RECORDS TO USE =
════
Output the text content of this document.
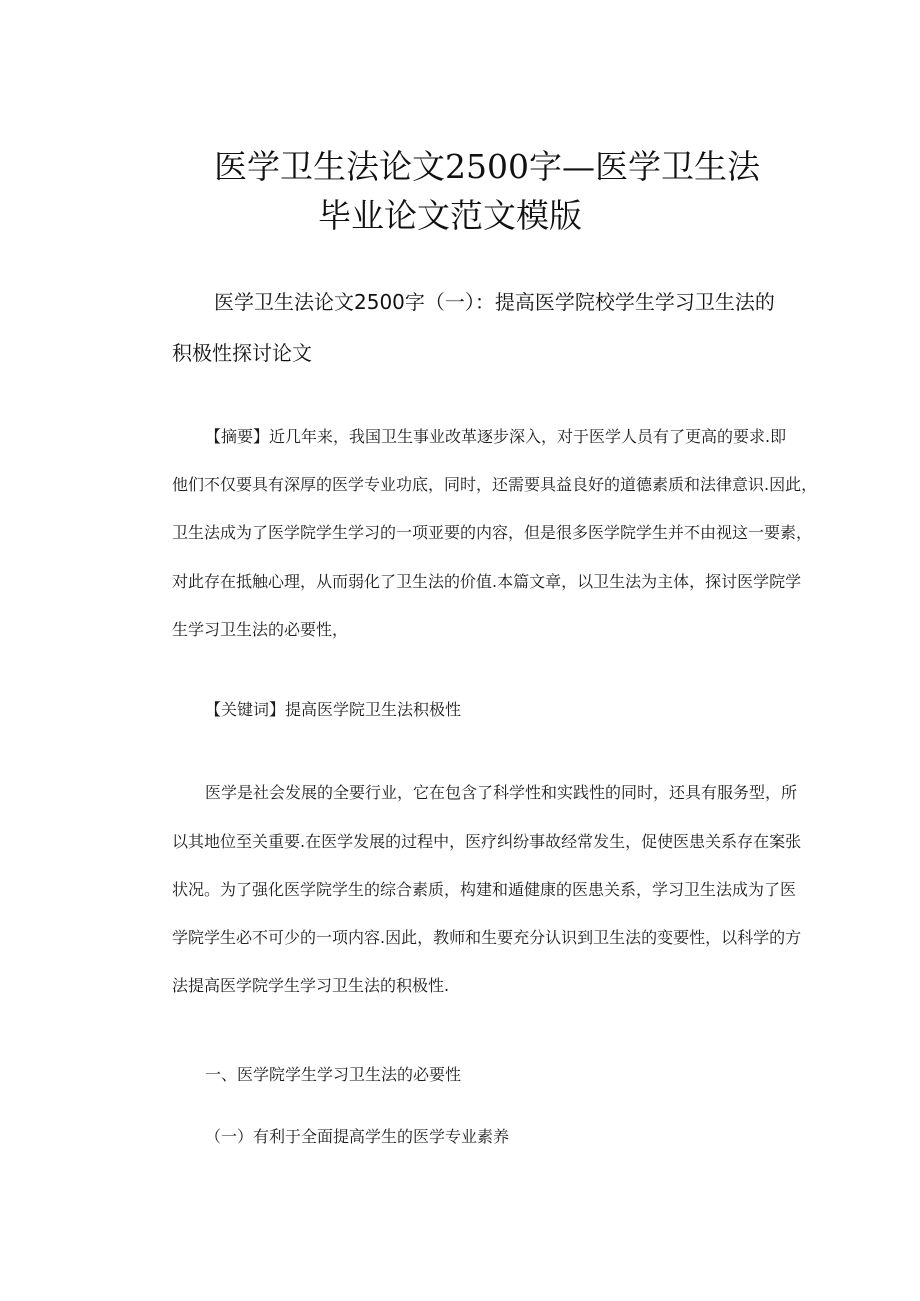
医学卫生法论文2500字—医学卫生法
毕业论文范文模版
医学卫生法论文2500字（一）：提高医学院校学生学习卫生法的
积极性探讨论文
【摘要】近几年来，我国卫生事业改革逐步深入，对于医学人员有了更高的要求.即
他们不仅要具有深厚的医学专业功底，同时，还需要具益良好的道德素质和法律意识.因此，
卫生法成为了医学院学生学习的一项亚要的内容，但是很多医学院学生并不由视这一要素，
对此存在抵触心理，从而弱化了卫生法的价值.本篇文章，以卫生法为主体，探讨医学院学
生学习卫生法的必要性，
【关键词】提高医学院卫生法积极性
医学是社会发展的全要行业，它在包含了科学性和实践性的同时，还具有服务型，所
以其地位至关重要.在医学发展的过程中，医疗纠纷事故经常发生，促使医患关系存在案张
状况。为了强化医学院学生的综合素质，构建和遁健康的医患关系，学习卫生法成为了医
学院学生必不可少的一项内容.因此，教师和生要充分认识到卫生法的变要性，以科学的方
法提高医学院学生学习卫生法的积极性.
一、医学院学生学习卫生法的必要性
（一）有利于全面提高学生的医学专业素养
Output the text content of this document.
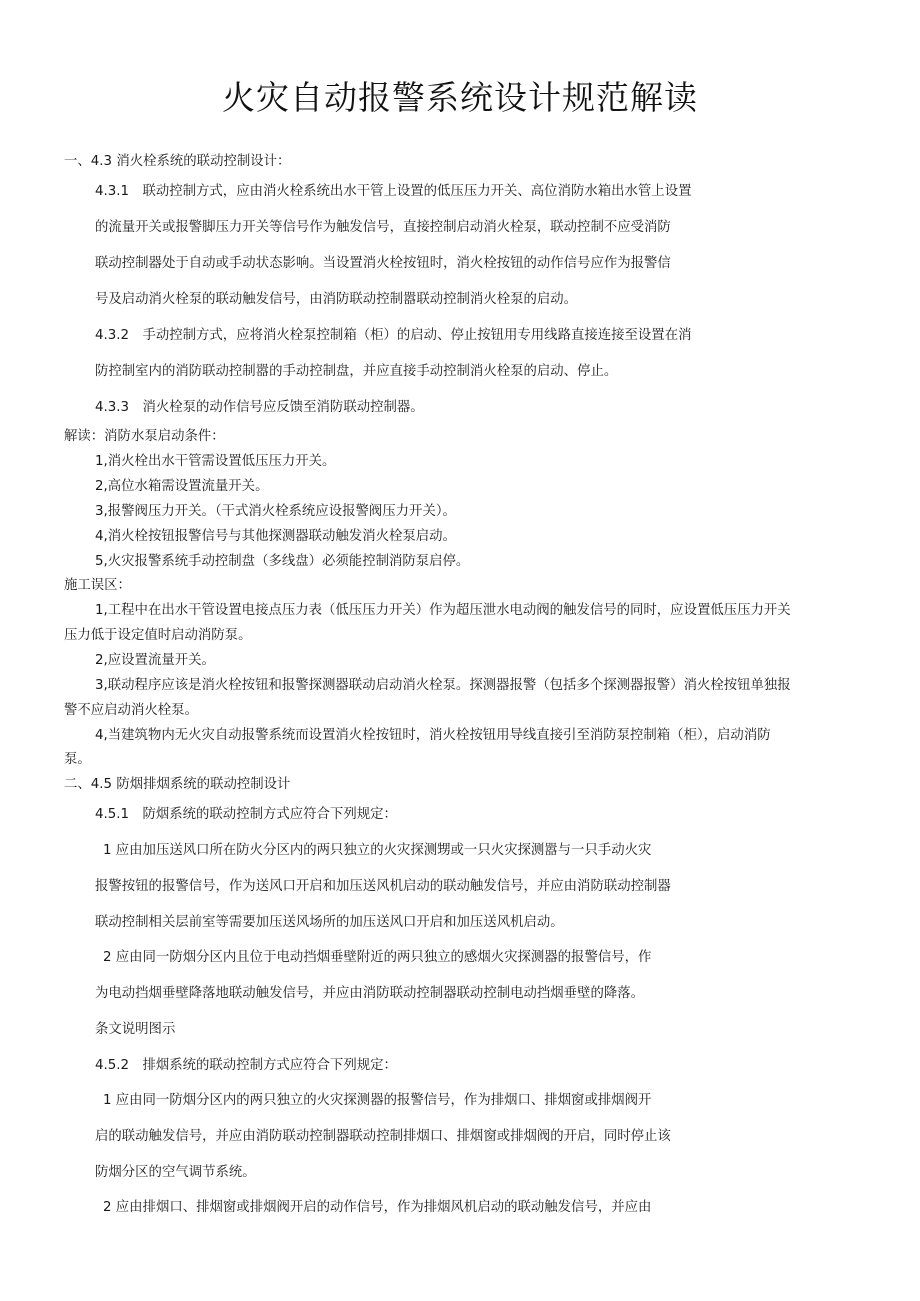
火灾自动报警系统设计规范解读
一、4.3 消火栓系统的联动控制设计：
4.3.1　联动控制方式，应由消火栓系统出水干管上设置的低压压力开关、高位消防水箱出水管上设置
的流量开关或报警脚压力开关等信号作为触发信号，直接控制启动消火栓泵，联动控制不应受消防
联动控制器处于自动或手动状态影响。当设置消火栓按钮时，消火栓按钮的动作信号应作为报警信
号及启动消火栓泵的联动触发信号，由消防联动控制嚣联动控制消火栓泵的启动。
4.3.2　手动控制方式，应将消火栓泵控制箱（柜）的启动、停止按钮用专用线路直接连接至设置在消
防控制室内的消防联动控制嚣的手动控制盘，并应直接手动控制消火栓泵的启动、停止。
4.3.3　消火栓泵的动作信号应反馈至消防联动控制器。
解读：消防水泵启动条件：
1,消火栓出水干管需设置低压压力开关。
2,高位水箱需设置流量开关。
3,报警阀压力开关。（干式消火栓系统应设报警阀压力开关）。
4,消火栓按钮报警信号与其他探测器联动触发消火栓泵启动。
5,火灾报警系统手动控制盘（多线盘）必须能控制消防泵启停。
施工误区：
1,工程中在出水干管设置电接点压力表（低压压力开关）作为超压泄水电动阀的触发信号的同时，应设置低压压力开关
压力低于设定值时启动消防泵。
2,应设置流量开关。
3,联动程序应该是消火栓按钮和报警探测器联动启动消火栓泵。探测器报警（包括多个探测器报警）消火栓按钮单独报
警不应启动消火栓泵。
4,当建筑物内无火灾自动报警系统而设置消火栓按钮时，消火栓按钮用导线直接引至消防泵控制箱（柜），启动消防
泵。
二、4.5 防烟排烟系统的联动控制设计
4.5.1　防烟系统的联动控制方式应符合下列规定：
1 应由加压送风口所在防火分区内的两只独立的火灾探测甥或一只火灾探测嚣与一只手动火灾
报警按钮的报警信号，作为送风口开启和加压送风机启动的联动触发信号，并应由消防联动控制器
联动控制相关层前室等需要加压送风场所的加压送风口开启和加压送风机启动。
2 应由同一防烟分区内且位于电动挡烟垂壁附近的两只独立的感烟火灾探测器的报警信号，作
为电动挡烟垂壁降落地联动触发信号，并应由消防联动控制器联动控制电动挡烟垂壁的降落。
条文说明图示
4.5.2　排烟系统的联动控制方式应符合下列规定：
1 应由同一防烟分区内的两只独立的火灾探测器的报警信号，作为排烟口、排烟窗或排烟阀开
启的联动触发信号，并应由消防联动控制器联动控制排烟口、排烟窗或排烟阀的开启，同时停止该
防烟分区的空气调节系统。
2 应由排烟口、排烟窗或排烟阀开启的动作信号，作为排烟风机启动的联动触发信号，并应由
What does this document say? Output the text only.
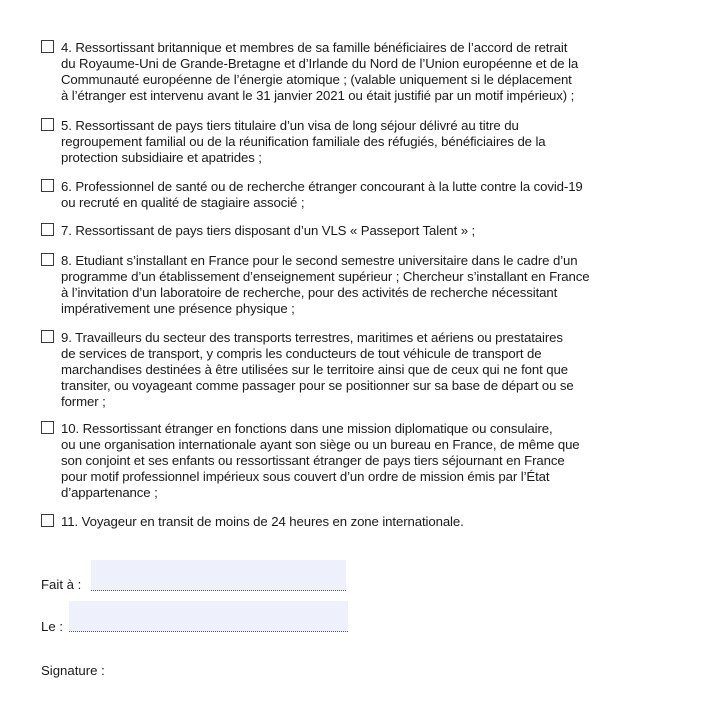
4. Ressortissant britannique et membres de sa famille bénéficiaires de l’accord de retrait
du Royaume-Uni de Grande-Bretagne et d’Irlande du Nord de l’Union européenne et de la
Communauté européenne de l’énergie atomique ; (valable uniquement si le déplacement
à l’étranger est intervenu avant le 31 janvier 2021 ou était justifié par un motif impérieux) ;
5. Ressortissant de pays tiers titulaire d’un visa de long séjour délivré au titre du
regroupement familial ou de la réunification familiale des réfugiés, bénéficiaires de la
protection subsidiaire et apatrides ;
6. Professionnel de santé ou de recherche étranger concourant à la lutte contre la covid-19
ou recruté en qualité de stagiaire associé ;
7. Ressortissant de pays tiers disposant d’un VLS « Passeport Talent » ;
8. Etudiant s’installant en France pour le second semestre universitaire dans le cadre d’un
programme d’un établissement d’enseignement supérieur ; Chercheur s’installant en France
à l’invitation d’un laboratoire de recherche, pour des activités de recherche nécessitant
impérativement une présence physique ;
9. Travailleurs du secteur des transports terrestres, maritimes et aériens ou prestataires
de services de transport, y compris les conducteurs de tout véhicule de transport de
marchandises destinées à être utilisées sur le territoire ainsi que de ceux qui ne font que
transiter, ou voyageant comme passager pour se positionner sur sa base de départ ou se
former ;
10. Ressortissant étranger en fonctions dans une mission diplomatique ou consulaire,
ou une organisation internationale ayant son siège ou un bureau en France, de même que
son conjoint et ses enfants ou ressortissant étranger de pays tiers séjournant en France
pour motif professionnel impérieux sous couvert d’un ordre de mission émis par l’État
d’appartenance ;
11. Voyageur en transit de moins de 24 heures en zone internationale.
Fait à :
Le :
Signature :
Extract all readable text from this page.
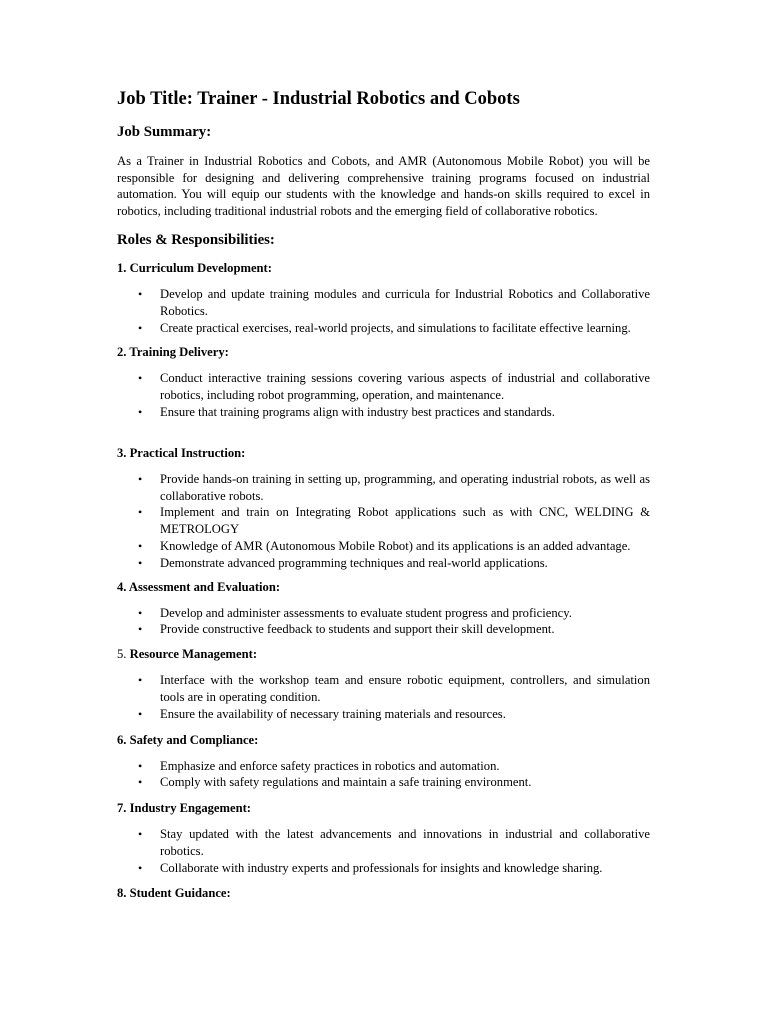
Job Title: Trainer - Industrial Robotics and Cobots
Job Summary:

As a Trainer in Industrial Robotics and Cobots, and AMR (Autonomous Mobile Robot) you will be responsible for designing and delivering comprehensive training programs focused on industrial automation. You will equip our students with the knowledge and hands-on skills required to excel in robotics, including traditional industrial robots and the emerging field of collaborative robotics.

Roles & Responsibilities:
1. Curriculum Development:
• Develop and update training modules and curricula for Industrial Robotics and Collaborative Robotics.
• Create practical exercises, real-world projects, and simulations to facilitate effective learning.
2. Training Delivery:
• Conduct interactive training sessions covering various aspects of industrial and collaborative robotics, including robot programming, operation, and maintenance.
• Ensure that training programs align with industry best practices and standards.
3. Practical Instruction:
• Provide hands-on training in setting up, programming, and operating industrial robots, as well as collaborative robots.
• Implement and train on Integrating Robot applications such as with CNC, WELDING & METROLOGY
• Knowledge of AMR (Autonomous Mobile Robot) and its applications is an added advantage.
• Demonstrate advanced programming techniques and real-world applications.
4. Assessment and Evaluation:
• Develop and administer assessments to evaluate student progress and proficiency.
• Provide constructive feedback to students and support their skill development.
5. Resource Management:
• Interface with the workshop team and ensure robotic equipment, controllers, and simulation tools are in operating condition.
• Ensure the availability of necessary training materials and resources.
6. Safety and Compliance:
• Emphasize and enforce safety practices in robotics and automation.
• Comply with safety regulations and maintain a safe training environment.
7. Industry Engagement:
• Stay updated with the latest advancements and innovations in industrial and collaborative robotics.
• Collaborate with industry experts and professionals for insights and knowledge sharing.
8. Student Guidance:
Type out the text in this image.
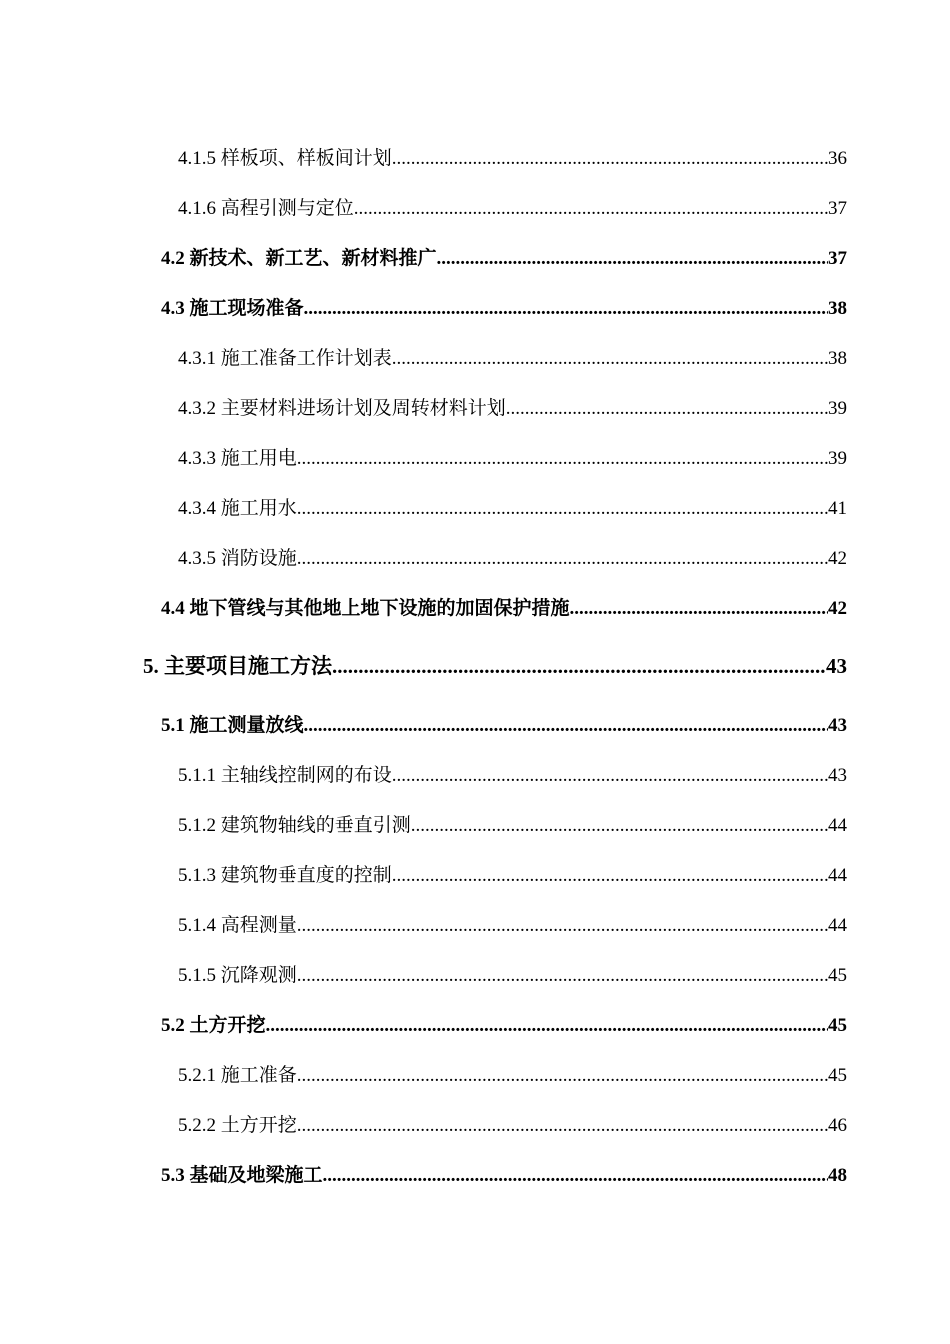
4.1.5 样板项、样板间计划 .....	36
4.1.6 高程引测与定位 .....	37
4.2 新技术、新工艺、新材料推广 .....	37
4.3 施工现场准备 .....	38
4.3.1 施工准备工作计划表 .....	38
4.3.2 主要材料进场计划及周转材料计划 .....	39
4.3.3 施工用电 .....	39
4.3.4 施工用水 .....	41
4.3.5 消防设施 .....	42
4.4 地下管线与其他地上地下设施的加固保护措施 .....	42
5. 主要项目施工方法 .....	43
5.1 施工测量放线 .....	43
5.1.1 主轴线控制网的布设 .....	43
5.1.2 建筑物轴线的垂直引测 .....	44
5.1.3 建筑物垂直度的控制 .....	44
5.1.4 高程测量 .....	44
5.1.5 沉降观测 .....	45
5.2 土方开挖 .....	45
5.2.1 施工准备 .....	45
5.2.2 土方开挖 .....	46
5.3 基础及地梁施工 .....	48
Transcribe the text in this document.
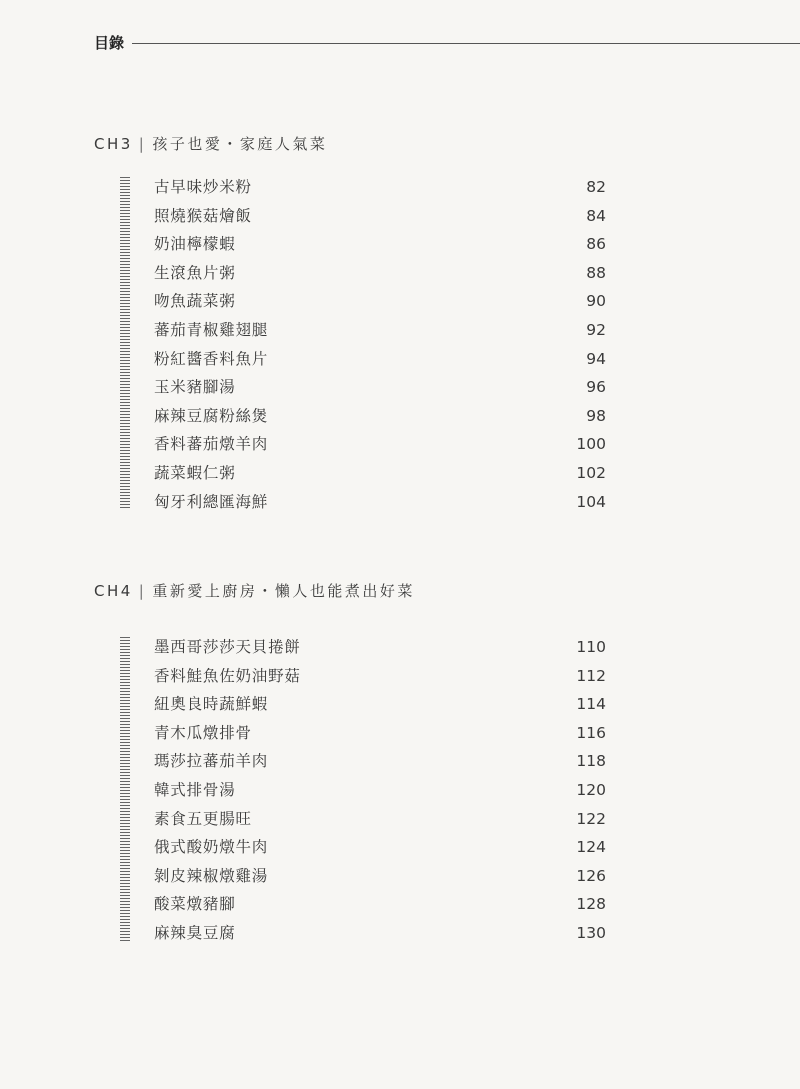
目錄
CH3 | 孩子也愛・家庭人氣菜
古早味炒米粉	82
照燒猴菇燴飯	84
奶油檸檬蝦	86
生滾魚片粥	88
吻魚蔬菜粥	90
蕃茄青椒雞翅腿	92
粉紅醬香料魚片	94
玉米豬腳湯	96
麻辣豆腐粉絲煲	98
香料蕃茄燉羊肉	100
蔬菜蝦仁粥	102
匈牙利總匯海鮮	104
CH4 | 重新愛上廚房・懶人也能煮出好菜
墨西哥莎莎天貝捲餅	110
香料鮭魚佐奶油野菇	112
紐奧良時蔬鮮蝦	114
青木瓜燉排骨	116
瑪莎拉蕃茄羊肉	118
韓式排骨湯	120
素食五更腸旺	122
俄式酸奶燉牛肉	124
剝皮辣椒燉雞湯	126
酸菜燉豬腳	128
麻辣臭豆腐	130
════
WRITTEN EXERCISE = Identify and copy all lines with the word "real".

TASK RESPONSE =
• Create practical exercises, real-world projects, and simulations to facilitate effective learning.
• Demonstrate advanced programming techniques and real-world applications.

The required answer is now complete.